### Passage provided:
■ ■ ■

Abstract
This ecological inquiry compares cancer mortality rates in the U.S. to the predictor of natural background radiation (via land elevation means) along with eight other predictors thought to be associated with cancer mortality. Age-adjusted cancer mortality in 2006 was compared to the predictors of mean land elevation, percent of smokers, educational attainment, percent of population without health insurance, income, obesity, health perception, physical activity, and diet. Among the six predictors considered appropriate for multiple linear regression, three were found to be statistically significant; from strongest to weakest, these three were: smoking, land elevation, and educational attainment. The predictors of smoking and educational attainment have long been considered associated with cancer mortality. The finding that the predictor of land elevation / natural background radiation is inversely related to cancer mortality is another piece of evidence supporting the theory of radiation hormesis. In this study, land elevation / natural background radiation ranked second in predictive strength regarding cancer mortality, behind smoking and ahead of educational attainment. Since this is an ecological inquiry, no causal inferences can be made.
Keywords: Radiation effects, background radiation, cancer, mortality
INTRODUCTION
Various well-known factors have been linked with cancer including radiation, smoking, diet, obesity, physical inactivity (NCI, 2009a); inadequate health insurance coverage (McDavid et al. 2003); educational attainment (Albano et al. 2007); and income (Boyd et al. 1999). Although not necessarily reported as a predictor of cancer mortality, health perception has been linked with total mortality (Wannamethee and Shaper, 1991).
There is controversy as to whether low level radiation (i.e., <5 rem) is hazardous. One viewpoint is that even the lowest amount of radiation is a health risk (Preston, 2008) while another viewpoint is that low level radiation is innocuous (Nair et al. 1999) and yet another view is that it may provide a health benefit through hormesis (Allright et al. 1983; Jagger, 1998; Luckey, 2006; Scott and Di Palma, 2006). The variable radiation can be indirectly studied by assessing land elevation, which is directly related to natural background radiation (NBR) (NRC, 2009). One mechanism advanced by Scott and Di Palma (2006) for explaining radiation hormesis is that low level radiation “stimulates the removal of precancerous neoplastically transformed and other genomically unstable cells form the body (medical radiation hormesis).” Prekeges (2003) notes that low level radiation stimulates protective mechanisms thereby leading to improved health.

■ ■ ■

Dataset entries
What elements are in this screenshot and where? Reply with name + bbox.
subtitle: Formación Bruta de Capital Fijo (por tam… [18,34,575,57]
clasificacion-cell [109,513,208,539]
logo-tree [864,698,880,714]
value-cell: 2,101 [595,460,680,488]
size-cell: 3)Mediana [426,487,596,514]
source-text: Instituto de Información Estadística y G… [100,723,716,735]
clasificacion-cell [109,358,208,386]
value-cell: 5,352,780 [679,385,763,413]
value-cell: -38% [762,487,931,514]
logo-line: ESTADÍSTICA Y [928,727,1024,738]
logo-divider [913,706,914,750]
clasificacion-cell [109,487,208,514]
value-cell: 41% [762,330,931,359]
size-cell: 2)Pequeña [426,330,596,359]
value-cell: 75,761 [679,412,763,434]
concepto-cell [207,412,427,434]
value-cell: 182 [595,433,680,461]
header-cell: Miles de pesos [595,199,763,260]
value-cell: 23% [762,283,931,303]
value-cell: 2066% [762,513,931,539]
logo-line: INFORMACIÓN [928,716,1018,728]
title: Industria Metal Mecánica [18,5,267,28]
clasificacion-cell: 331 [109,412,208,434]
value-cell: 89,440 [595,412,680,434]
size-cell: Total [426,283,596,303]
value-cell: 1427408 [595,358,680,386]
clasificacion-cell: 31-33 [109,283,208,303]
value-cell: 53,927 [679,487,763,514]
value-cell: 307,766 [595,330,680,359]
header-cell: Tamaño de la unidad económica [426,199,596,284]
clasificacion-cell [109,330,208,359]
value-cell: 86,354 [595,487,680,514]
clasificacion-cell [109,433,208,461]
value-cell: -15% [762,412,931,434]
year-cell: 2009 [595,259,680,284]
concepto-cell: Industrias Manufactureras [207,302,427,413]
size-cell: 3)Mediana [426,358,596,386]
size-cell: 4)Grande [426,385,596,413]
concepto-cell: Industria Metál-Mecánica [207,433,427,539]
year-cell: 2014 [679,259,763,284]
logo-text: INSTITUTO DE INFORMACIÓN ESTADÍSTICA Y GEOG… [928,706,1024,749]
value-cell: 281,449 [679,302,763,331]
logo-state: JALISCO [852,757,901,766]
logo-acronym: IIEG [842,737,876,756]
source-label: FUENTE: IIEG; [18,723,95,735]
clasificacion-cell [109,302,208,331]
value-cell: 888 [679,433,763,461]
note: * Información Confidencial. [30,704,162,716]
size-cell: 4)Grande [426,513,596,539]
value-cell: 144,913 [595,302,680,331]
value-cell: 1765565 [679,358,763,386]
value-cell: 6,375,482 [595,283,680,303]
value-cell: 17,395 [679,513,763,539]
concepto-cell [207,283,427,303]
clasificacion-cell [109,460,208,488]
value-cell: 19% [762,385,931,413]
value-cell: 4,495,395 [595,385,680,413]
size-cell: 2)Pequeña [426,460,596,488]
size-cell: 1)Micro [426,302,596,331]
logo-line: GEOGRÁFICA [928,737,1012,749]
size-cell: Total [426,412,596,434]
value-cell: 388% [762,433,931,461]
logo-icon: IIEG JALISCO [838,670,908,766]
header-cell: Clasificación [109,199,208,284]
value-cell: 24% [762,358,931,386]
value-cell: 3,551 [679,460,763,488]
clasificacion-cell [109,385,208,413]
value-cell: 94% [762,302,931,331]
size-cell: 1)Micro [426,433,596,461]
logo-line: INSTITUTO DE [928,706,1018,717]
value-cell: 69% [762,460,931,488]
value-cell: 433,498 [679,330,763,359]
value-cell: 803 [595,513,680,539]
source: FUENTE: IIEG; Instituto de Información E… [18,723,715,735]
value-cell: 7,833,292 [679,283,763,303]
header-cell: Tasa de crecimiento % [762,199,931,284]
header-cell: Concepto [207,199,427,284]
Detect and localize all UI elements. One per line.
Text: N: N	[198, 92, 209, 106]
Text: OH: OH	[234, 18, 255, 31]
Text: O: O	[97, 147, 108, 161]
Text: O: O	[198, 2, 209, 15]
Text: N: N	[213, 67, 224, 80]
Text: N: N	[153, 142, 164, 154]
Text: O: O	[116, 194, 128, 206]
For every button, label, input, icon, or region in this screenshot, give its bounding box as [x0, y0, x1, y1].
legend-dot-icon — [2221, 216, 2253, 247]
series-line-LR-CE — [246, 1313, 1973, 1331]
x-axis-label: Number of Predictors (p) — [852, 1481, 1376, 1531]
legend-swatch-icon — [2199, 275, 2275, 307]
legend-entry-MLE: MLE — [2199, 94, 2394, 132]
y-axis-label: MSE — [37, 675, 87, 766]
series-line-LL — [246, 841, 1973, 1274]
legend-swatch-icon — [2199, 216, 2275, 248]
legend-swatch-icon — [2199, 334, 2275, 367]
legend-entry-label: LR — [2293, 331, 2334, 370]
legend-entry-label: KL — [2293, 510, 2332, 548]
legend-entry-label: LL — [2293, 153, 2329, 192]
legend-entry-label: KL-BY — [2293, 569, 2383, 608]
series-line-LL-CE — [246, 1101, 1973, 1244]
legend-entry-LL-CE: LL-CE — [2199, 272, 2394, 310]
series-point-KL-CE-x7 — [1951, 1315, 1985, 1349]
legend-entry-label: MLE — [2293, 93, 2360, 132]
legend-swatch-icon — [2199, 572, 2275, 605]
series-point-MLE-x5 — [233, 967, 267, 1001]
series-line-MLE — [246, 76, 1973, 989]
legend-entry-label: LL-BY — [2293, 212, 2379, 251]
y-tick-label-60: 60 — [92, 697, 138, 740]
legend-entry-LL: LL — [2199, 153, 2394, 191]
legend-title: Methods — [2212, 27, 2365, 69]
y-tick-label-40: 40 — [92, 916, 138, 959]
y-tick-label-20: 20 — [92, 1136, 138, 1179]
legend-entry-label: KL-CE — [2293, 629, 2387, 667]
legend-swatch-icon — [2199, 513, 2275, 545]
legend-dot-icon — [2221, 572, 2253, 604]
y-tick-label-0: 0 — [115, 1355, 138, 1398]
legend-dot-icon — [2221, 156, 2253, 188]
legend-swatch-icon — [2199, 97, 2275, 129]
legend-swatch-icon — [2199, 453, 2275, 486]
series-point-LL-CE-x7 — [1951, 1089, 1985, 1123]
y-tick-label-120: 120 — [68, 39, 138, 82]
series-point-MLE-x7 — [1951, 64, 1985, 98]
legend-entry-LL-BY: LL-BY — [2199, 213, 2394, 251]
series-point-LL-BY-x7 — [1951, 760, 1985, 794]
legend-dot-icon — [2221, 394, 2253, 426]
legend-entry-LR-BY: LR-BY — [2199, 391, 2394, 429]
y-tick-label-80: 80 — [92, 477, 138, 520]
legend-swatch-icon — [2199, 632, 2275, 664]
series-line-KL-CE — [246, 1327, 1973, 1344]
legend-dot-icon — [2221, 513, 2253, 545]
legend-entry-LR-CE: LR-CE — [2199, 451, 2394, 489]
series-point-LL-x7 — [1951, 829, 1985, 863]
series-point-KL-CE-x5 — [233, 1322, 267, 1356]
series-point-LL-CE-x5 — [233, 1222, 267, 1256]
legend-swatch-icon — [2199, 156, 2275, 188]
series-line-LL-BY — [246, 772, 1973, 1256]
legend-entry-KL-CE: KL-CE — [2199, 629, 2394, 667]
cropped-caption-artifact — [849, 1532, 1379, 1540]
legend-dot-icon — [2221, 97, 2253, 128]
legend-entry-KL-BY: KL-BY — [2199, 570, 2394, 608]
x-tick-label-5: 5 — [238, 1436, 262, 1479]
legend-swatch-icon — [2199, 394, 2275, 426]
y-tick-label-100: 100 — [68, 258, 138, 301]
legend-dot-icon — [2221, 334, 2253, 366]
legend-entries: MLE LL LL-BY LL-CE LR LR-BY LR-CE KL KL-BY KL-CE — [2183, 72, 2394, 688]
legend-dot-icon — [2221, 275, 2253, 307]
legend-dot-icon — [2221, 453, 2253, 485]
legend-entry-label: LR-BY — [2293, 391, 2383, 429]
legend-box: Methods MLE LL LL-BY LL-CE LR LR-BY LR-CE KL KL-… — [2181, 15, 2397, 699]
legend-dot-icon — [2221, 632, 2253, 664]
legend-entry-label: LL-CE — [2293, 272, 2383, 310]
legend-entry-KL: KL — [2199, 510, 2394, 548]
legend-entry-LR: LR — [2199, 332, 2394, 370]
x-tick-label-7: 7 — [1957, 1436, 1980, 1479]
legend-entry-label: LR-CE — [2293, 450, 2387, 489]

■ ■ ■

### Tasks to perform:
1/ In the cancer mortality study, which three predictors were found to be statistically significant?
2/ Duplicate a passage of the cancer mortality study: begin at the words "Keywords: Radiation effects, background" and stop after "and Shaper, 1991).".
3/ Why does the cancer mortality study use mean land elevation as a predictor?

### Numbered answers:
1/ Smoking, land elevation, and educational attainment.

2/
Keywords: Radiation effects, background radiation, cancer, mortality
INTRODUCTION
Various well-known factors have been linked with cancer including radiation, smoking, diet, obesity, physical inactivity (NCI, 2009a); inadequate health insurance coverage (McDavid et al. 2003); educational attainment (Albano et al. 2007); and income (Boyd et al. 1999). Although not necessarily reported as a predictor of cancer mortality, health perception has been linked with total mortality (Wannamethee and Shaper, 1991).

3/ Land elevation is directly related to natural background radiation. Assessing elevation therefore gives an indirect way to study radiation as a variable.